ENTRIES:

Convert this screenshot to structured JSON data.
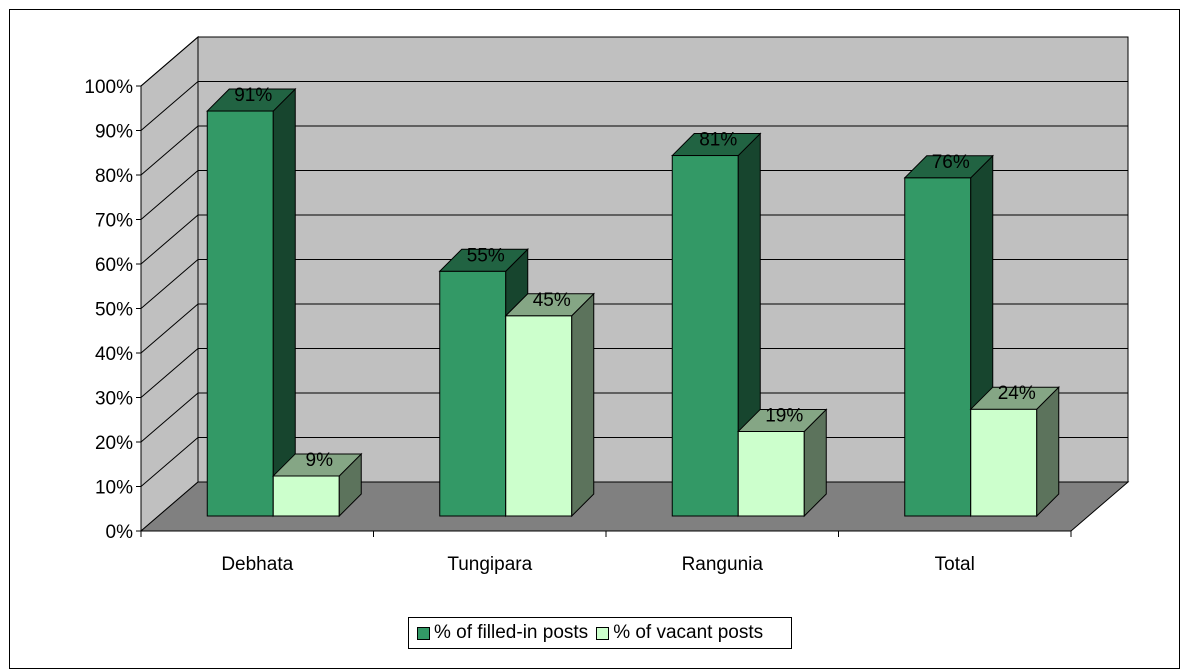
{
  "chart_data": {
    "type": "bar",
    "categories": [
      "Debhata",
      "Tungipara",
      "Rangunia",
      "Total"
    ],
    "series": [
      {
        "name": "% of filled-in posts",
        "values": [
          91,
          55,
          81,
          76
        ],
        "labels": [
          "91%",
          "55%",
          "81%",
          "76%"
        ],
        "color": "#339966"
      },
      {
        "name": "% of vacant posts",
        "values": [
          9,
          45,
          19,
          24
        ],
        "labels": [
          "9%",
          "45%",
          "19%",
          "24%"
        ],
        "color": "#ccffcc"
      }
    ],
    "y_ticks": [
      "0%",
      "10%",
      "20%",
      "30%",
      "40%",
      "50%",
      "60%",
      "70%",
      "80%",
      "90%",
      "100%"
    ],
    "ylim": [
      0,
      100
    ],
    "grid": true,
    "legend_position": "bottom",
    "colors": {
      "wall": "#c0c0c0",
      "floor": "#808080",
      "grid": "#000000"
    }
  }
}
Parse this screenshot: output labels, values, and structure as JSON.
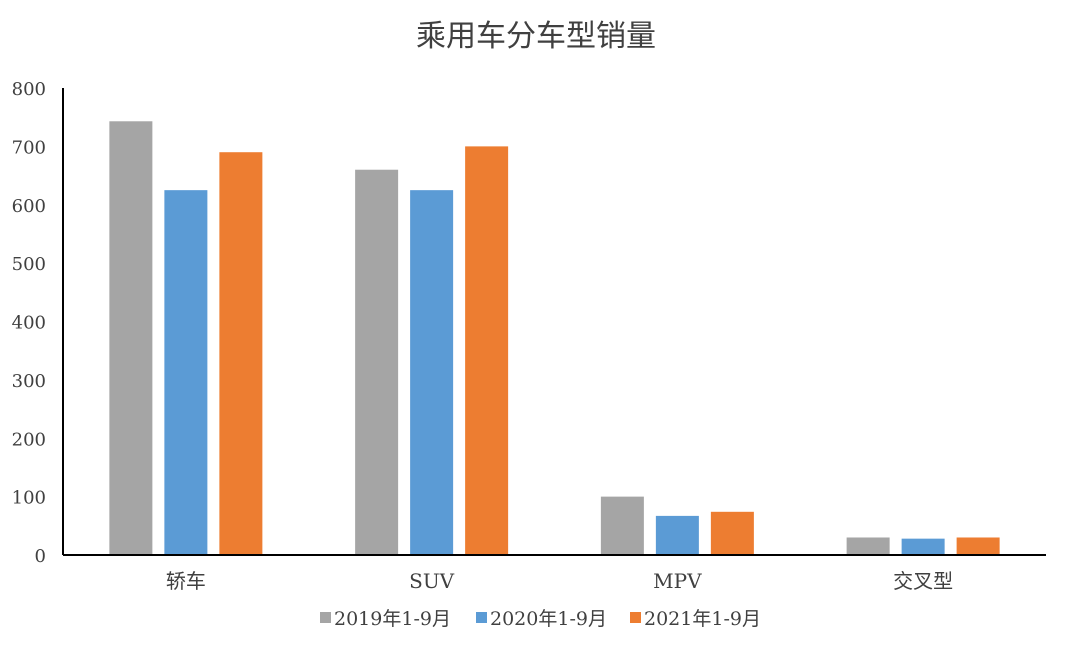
{
  "chart_data": {
    "type": "bar",
    "title": "乘用车分车型销量",
    "xlabel": "",
    "ylabel": "",
    "categories": [
      "轿车",
      "SUV",
      "MPV",
      "交叉型"
    ],
    "series": [
      {
        "name": "2019年1-9月",
        "color": "#A5A5A5",
        "values": [
          743,
          660,
          100,
          30
        ]
      },
      {
        "name": "2020年1-9月",
        "color": "#5B9BD5",
        "values": [
          625,
          625,
          67,
          28
        ]
      },
      {
        "name": "2021年1-9月",
        "color": "#ED7D31",
        "values": [
          690,
          700,
          74,
          30
        ]
      }
    ],
    "ylim": [
      0,
      800
    ],
    "yticks": [
      "0",
      "100",
      "200",
      "300",
      "400",
      "500",
      "600",
      "700",
      "800"
    ],
    "grid": false,
    "legend": "bottom"
  }
}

GOAL OF THE EXERCISE:
Working from the lines above, reproduce the material exactly and exclude its pictures.

PROBLEM SOLUTION:
Convert this screenshot to structured JSON data.
{
  "chart_data": {
    "type": "bar",
    "categories": [
      "Debhata",
      "Tungipara",
      "Rangunia",
      "Total"
    ],
    "series": [
      {
        "name": "% of filled-in posts",
        "values": [
          91,
          55,
          81,
          76
        ],
        "labels": [
          "91%",
          "55%",
          "81%",
          "76%"
        ],
        "color": "#339966"
      },
      {
        "name": "% of vacant posts",
        "values": [
          9,
          45,
          19,
          24
        ],
        "labels": [
          "9%",
          "45%",
          "19%",
          "24%"
        ],
        "color": "#ccffcc"
      }
    ],
    "y_ticks": [
      "0%",
      "10%",
      "20%",
      "30%",
      "40%",
      "50%",
      "60%",
      "70%",
      "80%",
      "90%",
      "100%"
    ],
    "ylim": [
      0,
      100
    ],
    "grid": true,
    "legend_position": "bottom",
    "colors": {
      "wall": "#c0c0c0",
      "floor": "#808080",
      "grid": "#000000"
    }
  }
}
Parse this screenshot: output labels, values, and structure as JSON.
{
  "chart_data": {
    "type": "bar",
    "title": "乘用车分车型销量",
    "xlabel": "",
    "ylabel": "",
    "categories": [
      "轿车",
      "SUV",
      "MPV",
      "交叉型"
    ],
    "series": [
      {
        "name": "2019年1-9月",
        "color": "#A5A5A5",
        "values": [
          743,
          660,
          100,
          30
        ]
      },
      {
        "name": "2020年1-9月",
        "color": "#5B9BD5",
        "values": [
          625,
          625,
          67,
          28
        ]
      },
      {
        "name": "2021年1-9月",
        "color": "#ED7D31",
        "values": [
          690,
          700,
          74,
          30
        ]
      }
    ],
    "ylim": [
      0,
      800
    ],
    "yticks": [
      "0",
      "100",
      "200",
      "300",
      "400",
      "500",
      "600",
      "700",
      "800"
    ],
    "grid": false,
    "legend": "bottom"
  }
}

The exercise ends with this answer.